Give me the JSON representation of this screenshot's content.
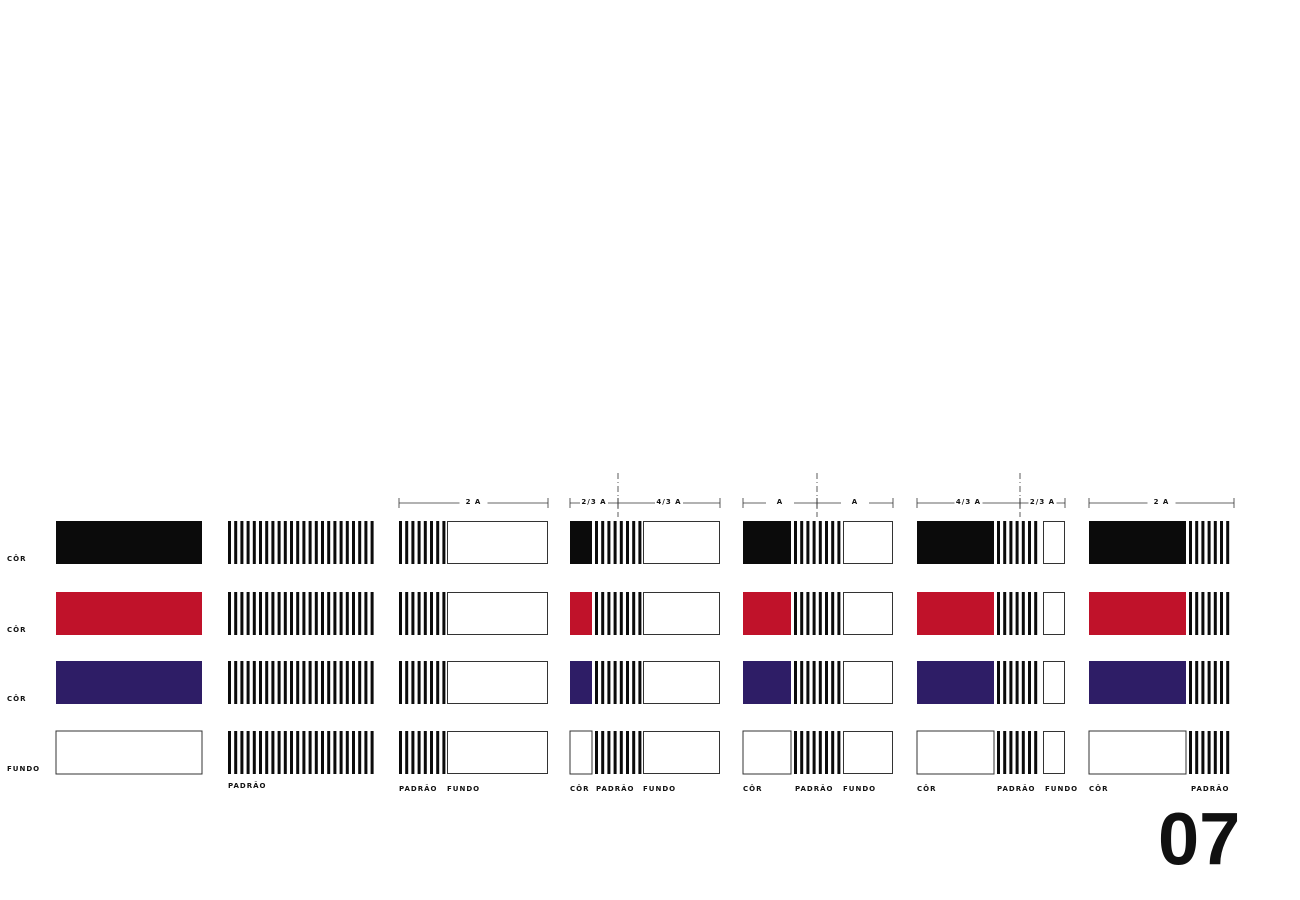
{
  "rows": [
    {
      "label": "CÔR",
      "color": "#0b0b0b"
    },
    {
      "label": "CÔR",
      "color": "#c0122a"
    },
    {
      "label": "CÔR",
      "color": "#2e1d66"
    },
    {
      "label": "FUNDO",
      "color": "#ffffff"
    }
  ],
  "columns": [
    {
      "labels": [],
      "dimensions": []
    },
    {
      "labels": [
        "PADRÃO"
      ],
      "dimensions": []
    },
    {
      "labels": [
        "PADRÃO",
        "FUNDO"
      ],
      "dimensions": [
        "2 A"
      ]
    },
    {
      "labels": [
        "CÔR",
        "PADRÃO",
        "FUNDO"
      ],
      "dimensions": [
        "2/3 A",
        "4/3 A"
      ]
    },
    {
      "labels": [
        "CÔR",
        "PADRÃO",
        "FUNDO"
      ],
      "dimensions": [
        "A",
        "A"
      ]
    },
    {
      "labels": [
        "CÔR",
        "PADRÃO",
        "FUNDO"
      ],
      "dimensions": [
        "4/3 A",
        "2/3 A"
      ]
    },
    {
      "labels": [
        "CÔR",
        "PADRÃO"
      ],
      "dimensions": [
        "2 A"
      ]
    }
  ],
  "plate_number": "07"
}
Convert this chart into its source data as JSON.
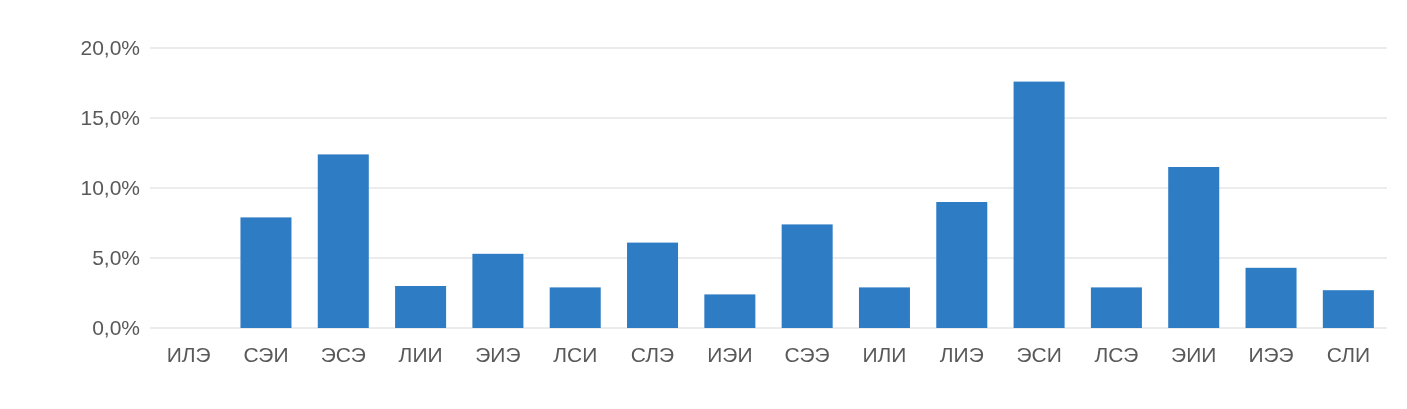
{
  "chart_data": {
    "type": "bar",
    "categories": [
      "ИЛЭ",
      "СЭИ",
      "ЭСЭ",
      "ЛИИ",
      "ЭИЭ",
      "ЛСИ",
      "СЛЭ",
      "ИЭИ",
      "СЭЭ",
      "ИЛИ",
      "ЛИЭ",
      "ЭСИ",
      "ЛСЭ",
      "ЭИИ",
      "ИЭЭ",
      "СЛИ"
    ],
    "values": [
      0,
      7.9,
      12.4,
      3.0,
      5.3,
      2.9,
      6.1,
      2.4,
      7.4,
      2.9,
      9.0,
      17.6,
      2.9,
      11.5,
      4.3,
      2.7
    ],
    "color": "#2e7dc4",
    "ylim": [
      0,
      20
    ],
    "yticks": [
      {
        "value": 0,
        "label": "0,0%"
      },
      {
        "value": 5,
        "label": "5,0%"
      },
      {
        "value": 10,
        "label": "10,0%"
      },
      {
        "value": 15,
        "label": "15,0%"
      },
      {
        "value": 20,
        "label": "20,0%"
      }
    ],
    "grid": "y"
  }
}
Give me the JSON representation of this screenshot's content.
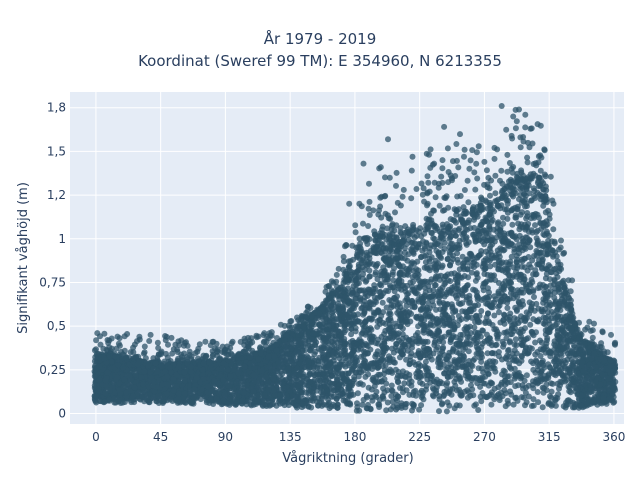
{
  "chart_data": {
    "type": "scatter",
    "title_lines": [
      "År 1979 - 2019",
      "Koordinat (Sweref 99 TM): E 354960, N 6213355"
    ],
    "xlabel": "Vågriktning (grader)",
    "ylabel": "Signifikant våghöjd (m)",
    "xlim": [
      -18,
      367
    ],
    "ylim": [
      -0.06,
      1.84
    ],
    "x_ticks": [
      0,
      45,
      90,
      135,
      180,
      225,
      270,
      315,
      360
    ],
    "x_tick_labels": [
      "0",
      "45",
      "90",
      "135",
      "180",
      "225",
      "270",
      "315",
      "360"
    ],
    "y_ticks": [
      0,
      0.25,
      0.5,
      0.75,
      1,
      1.25,
      1.5,
      1.75
    ],
    "y_tick_labels": [
      "0",
      "0,25",
      "0,5",
      "0,75",
      "1",
      "1,2",
      "1,5",
      "1,8"
    ],
    "grid": true,
    "legend": "none",
    "marker_color": "#2e5469",
    "background_color": "#e5ecf6",
    "envelope": [
      {
        "x": 0,
        "lo": 0.06,
        "hi": 0.34,
        "max": 0.46
      },
      {
        "x": 45,
        "lo": 0.06,
        "hi": 0.28,
        "max": 0.45
      },
      {
        "x": 90,
        "lo": 0.05,
        "hi": 0.3,
        "max": 0.41
      },
      {
        "x": 120,
        "lo": 0.04,
        "hi": 0.36,
        "max": 0.46
      },
      {
        "x": 150,
        "lo": 0.03,
        "hi": 0.55,
        "max": 0.64
      },
      {
        "x": 170,
        "lo": 0.02,
        "hi": 0.72,
        "max": 0.85
      },
      {
        "x": 185,
        "lo": 0.01,
        "hi": 1.0,
        "max": 1.43
      },
      {
        "x": 200,
        "lo": 0.01,
        "hi": 1.02,
        "max": 1.41
      },
      {
        "x": 225,
        "lo": 0.01,
        "hi": 1.05,
        "max": 1.47
      },
      {
        "x": 250,
        "lo": 0.01,
        "hi": 1.12,
        "max": 1.65
      },
      {
        "x": 270,
        "lo": 0.02,
        "hi": 1.2,
        "max": 1.53
      },
      {
        "x": 290,
        "lo": 0.03,
        "hi": 1.32,
        "max": 1.76
      },
      {
        "x": 310,
        "lo": 0.03,
        "hi": 1.35,
        "max": 1.65
      },
      {
        "x": 320,
        "lo": 0.03,
        "hi": 0.9,
        "max": 1.2
      },
      {
        "x": 335,
        "lo": 0.03,
        "hi": 0.45,
        "max": 0.62
      },
      {
        "x": 350,
        "lo": 0.05,
        "hi": 0.34,
        "max": 0.48
      },
      {
        "x": 360,
        "lo": 0.06,
        "hi": 0.3,
        "max": 0.45
      }
    ],
    "outliers": [
      {
        "x": 1,
        "y": 0.46
      },
      {
        "x": 15,
        "y": 0.44
      },
      {
        "x": 38,
        "y": 0.45
      },
      {
        "x": 81,
        "y": 0.41
      },
      {
        "x": 117,
        "y": 0.46
      },
      {
        "x": 176,
        "y": 1.2
      },
      {
        "x": 186,
        "y": 1.43
      },
      {
        "x": 198,
        "y": 1.41
      },
      {
        "x": 203,
        "y": 1.57
      },
      {
        "x": 214,
        "y": 1.28
      },
      {
        "x": 220,
        "y": 1.47
      },
      {
        "x": 232,
        "y": 1.27
      },
      {
        "x": 235,
        "y": 1.43
      },
      {
        "x": 242,
        "y": 1.64
      },
      {
        "x": 263,
        "y": 1.38
      },
      {
        "x": 266,
        "y": 1.53
      },
      {
        "x": 270,
        "y": 1.44
      },
      {
        "x": 277,
        "y": 1.52
      },
      {
        "x": 282,
        "y": 1.76
      },
      {
        "x": 286,
        "y": 1.48
      },
      {
        "x": 290,
        "y": 1.7
      },
      {
        "x": 294,
        "y": 1.74
      },
      {
        "x": 295,
        "y": 1.58
      },
      {
        "x": 302,
        "y": 1.63
      },
      {
        "x": 306,
        "y": 1.42
      },
      {
        "x": 318,
        "y": 1.2
      },
      {
        "x": 323,
        "y": 0.95
      },
      {
        "x": 330,
        "y": 0.62
      },
      {
        "x": 340,
        "y": 0.48
      },
      {
        "x": 352,
        "y": 0.47
      },
      {
        "x": 358,
        "y": 0.45
      }
    ]
  }
}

## WHAT IS BEING ASKED
Reproduce the material above verbatim; omit every picture.

## RESULT OF THE EXERCISE
Give me the JSON representation of this screenshot's content.
{
  "rows": [
    {
      "label": "CÔR",
      "color": "#0b0b0b"
    },
    {
      "label": "CÔR",
      "color": "#c0122a"
    },
    {
      "label": "CÔR",
      "color": "#2e1d66"
    },
    {
      "label": "FUNDO",
      "color": "#ffffff"
    }
  ],
  "columns": [
    {
      "labels": [],
      "dimensions": []
    },
    {
      "labels": [
        "PADRÃO"
      ],
      "dimensions": []
    },
    {
      "labels": [
        "PADRÃO",
        "FUNDO"
      ],
      "dimensions": [
        "2 A"
      ]
    },
    {
      "labels": [
        "CÔR",
        "PADRÃO",
        "FUNDO"
      ],
      "dimensions": [
        "2/3 A",
        "4/3 A"
      ]
    },
    {
      "labels": [
        "CÔR",
        "PADRÃO",
        "FUNDO"
      ],
      "dimensions": [
        "A",
        "A"
      ]
    },
    {
      "labels": [
        "CÔR",
        "PADRÃO",
        "FUNDO"
      ],
      "dimensions": [
        "4/3 A",
        "2/3 A"
      ]
    },
    {
      "labels": [
        "CÔR",
        "PADRÃO"
      ],
      "dimensions": [
        "2 A"
      ]
    }
  ],
  "plate_number": "07"
}
Convert this chart into its source data as JSON.
{
  "chart_data": {
    "type": "bar",
    "categories": [
      "ИЛЭ",
      "СЭИ",
      "ЭСЭ",
      "ЛИИ",
      "ЭИЭ",
      "ЛСИ",
      "СЛЭ",
      "ИЭИ",
      "СЭЭ",
      "ИЛИ",
      "ЛИЭ",
      "ЭСИ",
      "ЛСЭ",
      "ЭИИ",
      "ИЭЭ",
      "СЛИ"
    ],
    "values": [
      0,
      7.9,
      12.4,
      3.0,
      5.3,
      2.9,
      6.1,
      2.4,
      7.4,
      2.9,
      9.0,
      17.6,
      2.9,
      11.5,
      4.3,
      2.7
    ],
    "color": "#2e7dc4",
    "ylim": [
      0,
      20
    ],
    "yticks": [
      {
        "value": 0,
        "label": "0,0%"
      },
      {
        "value": 5,
        "label": "5,0%"
      },
      {
        "value": 10,
        "label": "10,0%"
      },
      {
        "value": 15,
        "label": "15,0%"
      },
      {
        "value": 20,
        "label": "20,0%"
      }
    ],
    "grid": "y"
  }
}
Give me the JSON representation of this screenshot's content.
{
  "chart_data": {
    "type": "scatter",
    "title_lines": [
      "År 1979 - 2019",
      "Koordinat (Sweref 99 TM): E 354960, N 6213355"
    ],
    "xlabel": "Vågriktning (grader)",
    "ylabel": "Signifikant våghöjd (m)",
    "xlim": [
      -18,
      367
    ],
    "ylim": [
      -0.06,
      1.84
    ],
    "x_ticks": [
      0,
      45,
      90,
      135,
      180,
      225,
      270,
      315,
      360
    ],
    "x_tick_labels": [
      "0",
      "45",
      "90",
      "135",
      "180",
      "225",
      "270",
      "315",
      "360"
    ],
    "y_ticks": [
      0,
      0.25,
      0.5,
      0.75,
      1,
      1.25,
      1.5,
      1.75
    ],
    "y_tick_labels": [
      "0",
      "0,25",
      "0,5",
      "0,75",
      "1",
      "1,2",
      "1,5",
      "1,8"
    ],
    "grid": true,
    "legend": "none",
    "marker_color": "#2e5469",
    "background_color": "#e5ecf6",
    "envelope": [
      {
        "x": 0,
        "lo": 0.06,
        "hi": 0.34,
        "max": 0.46
      },
      {
        "x": 45,
        "lo": 0.06,
        "hi": 0.28,
        "max": 0.45
      },
      {
        "x": 90,
        "lo": 0.05,
        "hi": 0.3,
        "max": 0.41
      },
      {
        "x": 120,
        "lo": 0.04,
        "hi": 0.36,
        "max": 0.46
      },
      {
        "x": 150,
        "lo": 0.03,
        "hi": 0.55,
        "max": 0.64
      },
      {
        "x": 170,
        "lo": 0.02,
        "hi": 0.72,
        "max": 0.85
      },
      {
        "x": 185,
        "lo": 0.01,
        "hi": 1.0,
        "max": 1.43
      },
      {
        "x": 200,
        "lo": 0.01,
        "hi": 1.02,
        "max": 1.41
      },
      {
        "x": 225,
        "lo": 0.01,
        "hi": 1.05,
        "max": 1.47
      },
      {
        "x": 250,
        "lo": 0.01,
        "hi": 1.12,
        "max": 1.65
      },
      {
        "x": 270,
        "lo": 0.02,
        "hi": 1.2,
        "max": 1.53
      },
      {
        "x": 290,
        "lo": 0.03,
        "hi": 1.32,
        "max": 1.76
      },
      {
        "x": 310,
        "lo": 0.03,
        "hi": 1.35,
        "max": 1.65
      },
      {
        "x": 320,
        "lo": 0.03,
        "hi": 0.9,
        "max": 1.2
      },
      {
        "x": 335,
        "lo": 0.03,
        "hi": 0.45,
        "max": 0.62
      },
      {
        "x": 350,
        "lo": 0.05,
        "hi": 0.34,
        "max": 0.48
      },
      {
        "x": 360,
        "lo": 0.06,
        "hi": 0.3,
        "max": 0.45
      }
    ],
    "outliers": [
      {
        "x": 1,
        "y": 0.46
      },
      {
        "x": 15,
        "y": 0.44
      },
      {
        "x": 38,
        "y": 0.45
      },
      {
        "x": 81,
        "y": 0.41
      },
      {
        "x": 117,
        "y": 0.46
      },
      {
        "x": 176,
        "y": 1.2
      },
      {
        "x": 186,
        "y": 1.43
      },
      {
        "x": 198,
        "y": 1.41
      },
      {
        "x": 203,
        "y": 1.57
      },
      {
        "x": 214,
        "y": 1.28
      },
      {
        "x": 220,
        "y": 1.47
      },
      {
        "x": 232,
        "y": 1.27
      },
      {
        "x": 235,
        "y": 1.43
      },
      {
        "x": 242,
        "y": 1.64
      },
      {
        "x": 263,
        "y": 1.38
      },
      {
        "x": 266,
        "y": 1.53
      },
      {
        "x": 270,
        "y": 1.44
      },
      {
        "x": 277,
        "y": 1.52
      },
      {
        "x": 282,
        "y": 1.76
      },
      {
        "x": 286,
        "y": 1.48
      },
      {
        "x": 290,
        "y": 1.7
      },
      {
        "x": 294,
        "y": 1.74
      },
      {
        "x": 295,
        "y": 1.58
      },
      {
        "x": 302,
        "y": 1.63
      },
      {
        "x": 306,
        "y": 1.42
      },
      {
        "x": 318,
        "y": 1.2
      },
      {
        "x": 323,
        "y": 0.95
      },
      {
        "x": 330,
        "y": 0.62
      },
      {
        "x": 340,
        "y": 0.48
      },
      {
        "x": 352,
        "y": 0.47
      },
      {
        "x": 358,
        "y": 0.45
      }
    ]
  }
}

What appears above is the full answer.